▶ _GIVEN ENTRIES_
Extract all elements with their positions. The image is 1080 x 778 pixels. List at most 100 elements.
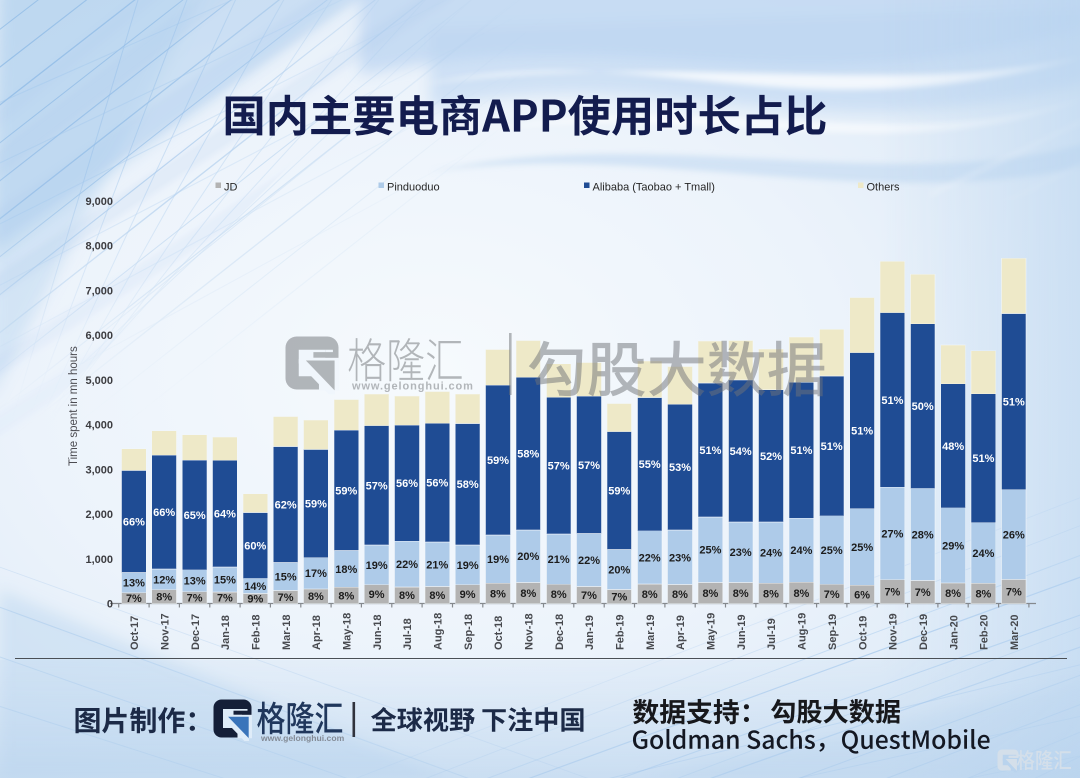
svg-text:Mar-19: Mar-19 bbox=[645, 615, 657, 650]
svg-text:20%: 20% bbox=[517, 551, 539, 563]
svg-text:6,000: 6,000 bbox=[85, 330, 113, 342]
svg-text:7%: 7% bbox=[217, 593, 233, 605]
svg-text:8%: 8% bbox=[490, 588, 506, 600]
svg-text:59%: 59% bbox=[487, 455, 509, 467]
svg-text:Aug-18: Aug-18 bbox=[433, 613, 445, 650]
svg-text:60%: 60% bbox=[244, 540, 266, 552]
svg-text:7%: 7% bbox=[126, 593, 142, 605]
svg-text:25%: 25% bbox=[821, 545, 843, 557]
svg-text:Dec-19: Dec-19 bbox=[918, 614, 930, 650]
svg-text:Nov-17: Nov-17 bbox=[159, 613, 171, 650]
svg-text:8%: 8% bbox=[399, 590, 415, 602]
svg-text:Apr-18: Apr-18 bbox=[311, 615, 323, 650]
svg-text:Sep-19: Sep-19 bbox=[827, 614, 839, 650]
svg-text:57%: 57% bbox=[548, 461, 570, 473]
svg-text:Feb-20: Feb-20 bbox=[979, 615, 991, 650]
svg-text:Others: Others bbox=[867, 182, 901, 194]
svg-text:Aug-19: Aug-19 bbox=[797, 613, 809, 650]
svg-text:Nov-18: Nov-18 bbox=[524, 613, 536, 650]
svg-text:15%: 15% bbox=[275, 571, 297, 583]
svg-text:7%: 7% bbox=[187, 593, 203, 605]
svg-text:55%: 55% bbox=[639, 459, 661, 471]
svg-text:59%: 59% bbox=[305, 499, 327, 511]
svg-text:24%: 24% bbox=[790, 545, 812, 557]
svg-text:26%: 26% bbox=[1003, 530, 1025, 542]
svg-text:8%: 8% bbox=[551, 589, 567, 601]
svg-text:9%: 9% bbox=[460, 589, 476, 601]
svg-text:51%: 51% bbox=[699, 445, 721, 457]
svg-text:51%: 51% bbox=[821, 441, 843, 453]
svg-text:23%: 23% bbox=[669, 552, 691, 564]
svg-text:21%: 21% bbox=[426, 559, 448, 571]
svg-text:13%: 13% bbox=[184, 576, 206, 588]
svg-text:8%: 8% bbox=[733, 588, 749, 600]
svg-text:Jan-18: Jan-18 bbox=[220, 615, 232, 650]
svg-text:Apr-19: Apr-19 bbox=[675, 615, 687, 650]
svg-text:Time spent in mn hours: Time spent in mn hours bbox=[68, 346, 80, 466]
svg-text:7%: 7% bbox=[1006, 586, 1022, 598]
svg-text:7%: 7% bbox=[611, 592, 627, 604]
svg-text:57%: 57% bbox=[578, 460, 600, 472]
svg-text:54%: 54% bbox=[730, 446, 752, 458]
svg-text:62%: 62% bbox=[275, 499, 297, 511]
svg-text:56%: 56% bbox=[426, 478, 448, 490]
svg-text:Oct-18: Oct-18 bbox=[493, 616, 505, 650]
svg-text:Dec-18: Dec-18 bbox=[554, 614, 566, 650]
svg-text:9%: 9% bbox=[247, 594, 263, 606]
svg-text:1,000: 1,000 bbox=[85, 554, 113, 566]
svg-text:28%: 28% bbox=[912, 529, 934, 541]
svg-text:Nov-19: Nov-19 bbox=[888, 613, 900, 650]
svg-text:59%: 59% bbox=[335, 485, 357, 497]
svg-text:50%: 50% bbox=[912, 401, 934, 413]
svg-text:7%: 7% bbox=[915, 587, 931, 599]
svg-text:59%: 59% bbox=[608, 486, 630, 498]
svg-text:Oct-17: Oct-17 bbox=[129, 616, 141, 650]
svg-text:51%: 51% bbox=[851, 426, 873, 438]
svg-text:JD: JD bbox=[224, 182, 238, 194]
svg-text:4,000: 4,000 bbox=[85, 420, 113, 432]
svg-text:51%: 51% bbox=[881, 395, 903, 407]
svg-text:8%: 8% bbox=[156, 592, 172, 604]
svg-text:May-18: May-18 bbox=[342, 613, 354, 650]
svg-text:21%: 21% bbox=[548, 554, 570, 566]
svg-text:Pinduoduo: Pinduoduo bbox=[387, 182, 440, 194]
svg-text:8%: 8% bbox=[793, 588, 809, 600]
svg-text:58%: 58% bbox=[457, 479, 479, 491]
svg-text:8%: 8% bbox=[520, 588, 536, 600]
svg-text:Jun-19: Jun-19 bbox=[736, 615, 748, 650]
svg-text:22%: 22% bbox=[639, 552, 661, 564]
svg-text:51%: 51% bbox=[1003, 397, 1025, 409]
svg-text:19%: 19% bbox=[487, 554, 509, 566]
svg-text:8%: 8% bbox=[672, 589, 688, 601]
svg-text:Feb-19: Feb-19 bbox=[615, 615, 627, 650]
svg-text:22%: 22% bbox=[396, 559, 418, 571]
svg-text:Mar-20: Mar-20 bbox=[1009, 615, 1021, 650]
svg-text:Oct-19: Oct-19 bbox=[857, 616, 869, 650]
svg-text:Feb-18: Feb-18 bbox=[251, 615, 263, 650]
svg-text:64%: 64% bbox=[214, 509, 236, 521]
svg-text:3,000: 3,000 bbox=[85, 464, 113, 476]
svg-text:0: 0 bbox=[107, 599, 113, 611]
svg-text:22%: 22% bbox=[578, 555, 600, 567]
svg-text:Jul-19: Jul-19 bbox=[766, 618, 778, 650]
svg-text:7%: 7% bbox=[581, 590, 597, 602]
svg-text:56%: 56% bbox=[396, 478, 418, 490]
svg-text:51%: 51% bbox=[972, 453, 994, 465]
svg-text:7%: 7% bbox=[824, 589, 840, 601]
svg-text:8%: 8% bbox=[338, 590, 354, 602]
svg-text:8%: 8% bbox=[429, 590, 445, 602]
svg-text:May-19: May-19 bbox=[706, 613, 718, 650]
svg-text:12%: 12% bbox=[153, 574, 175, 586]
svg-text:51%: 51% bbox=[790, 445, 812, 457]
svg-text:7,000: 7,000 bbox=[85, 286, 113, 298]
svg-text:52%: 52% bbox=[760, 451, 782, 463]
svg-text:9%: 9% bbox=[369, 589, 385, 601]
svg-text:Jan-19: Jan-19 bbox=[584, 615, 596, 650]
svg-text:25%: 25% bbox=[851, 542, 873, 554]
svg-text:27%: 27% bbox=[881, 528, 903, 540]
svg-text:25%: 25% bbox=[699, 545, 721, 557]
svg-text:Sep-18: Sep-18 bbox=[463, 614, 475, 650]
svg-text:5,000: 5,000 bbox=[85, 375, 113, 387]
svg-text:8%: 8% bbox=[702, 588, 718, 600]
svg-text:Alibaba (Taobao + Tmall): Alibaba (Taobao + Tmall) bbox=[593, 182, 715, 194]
--
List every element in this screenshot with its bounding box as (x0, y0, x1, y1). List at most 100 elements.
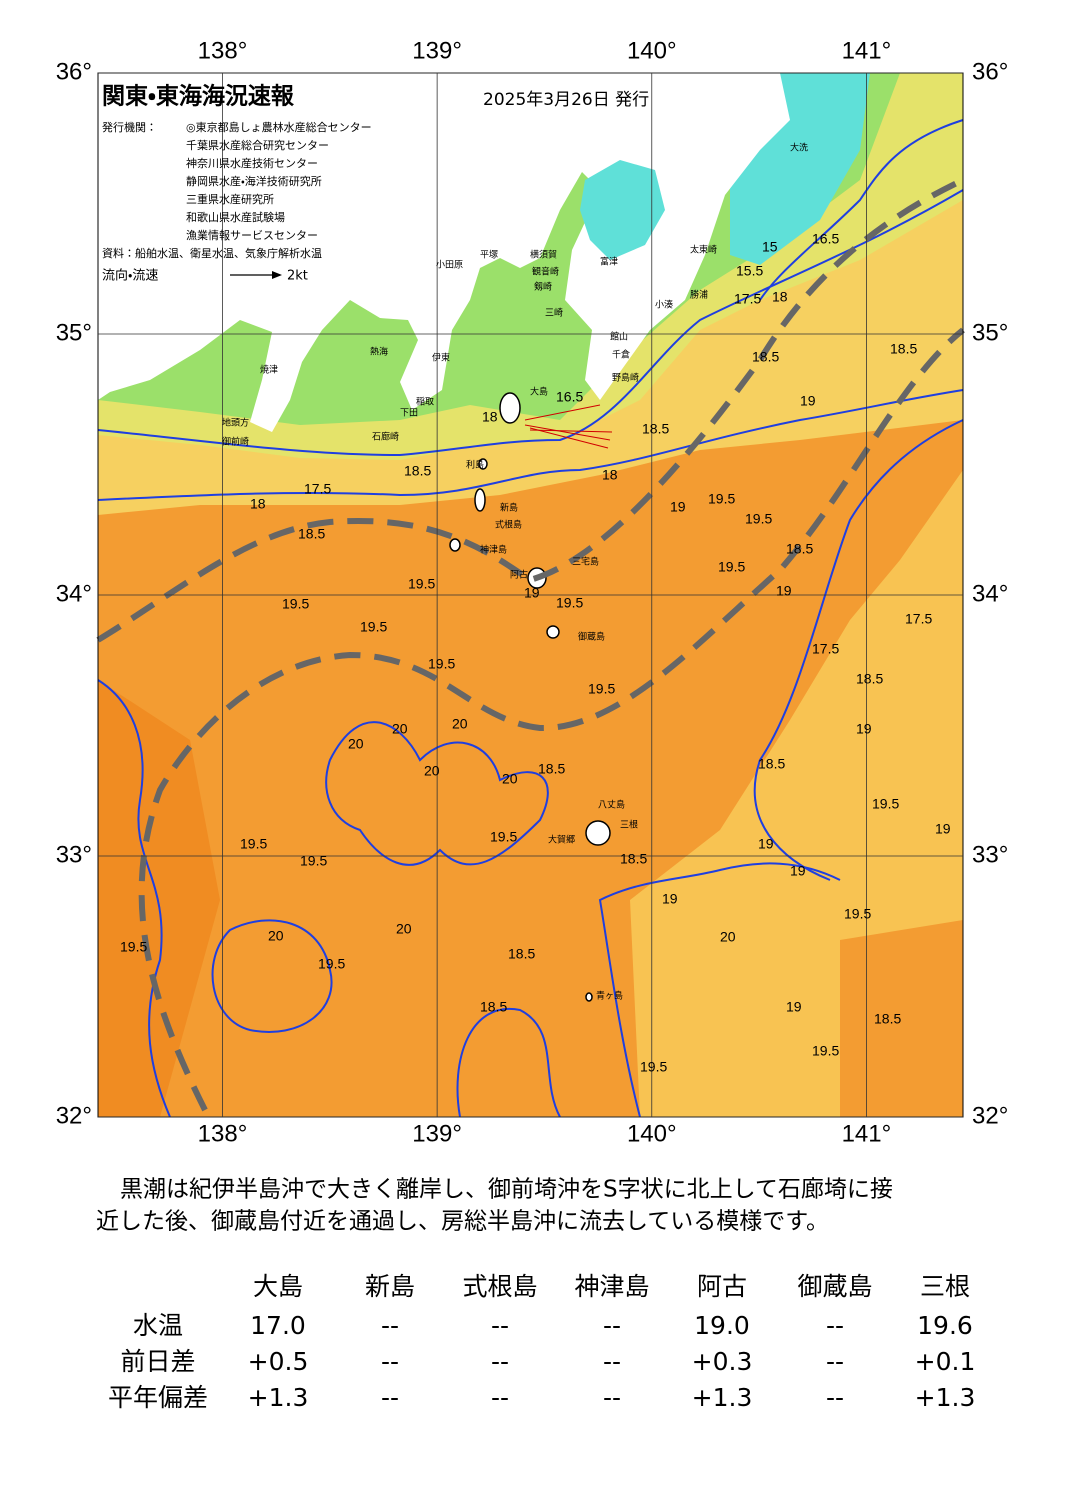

▶ _GIVEN TASK_
Could you lay out the rows from the line that contains "Extract all elements" through the line that contains "svg-text:7%: 7% bbox=[217, 593, 233, 605]", both included, as a two-column CSV with the headers instruction and result? Put each text and its answer in one quoted field with line breaks turned into spaces, and leave the pictures out.

▶ _SOLUTION_
instruction,result
"Extract all elements with their positions. The image is 1080 x 778 pixels. List at most 100 elements.","svg-text:Mar-19: Mar-19 bbox=[645, 615, 657, 650] svg-text:20%: 20% bbox=[517, 551, 539, 563] svg-text:6,000: 6,000 bbox=[85, 330, 113, 342] svg-text:7%: 7% bbox=[217, 593, 233, 605]"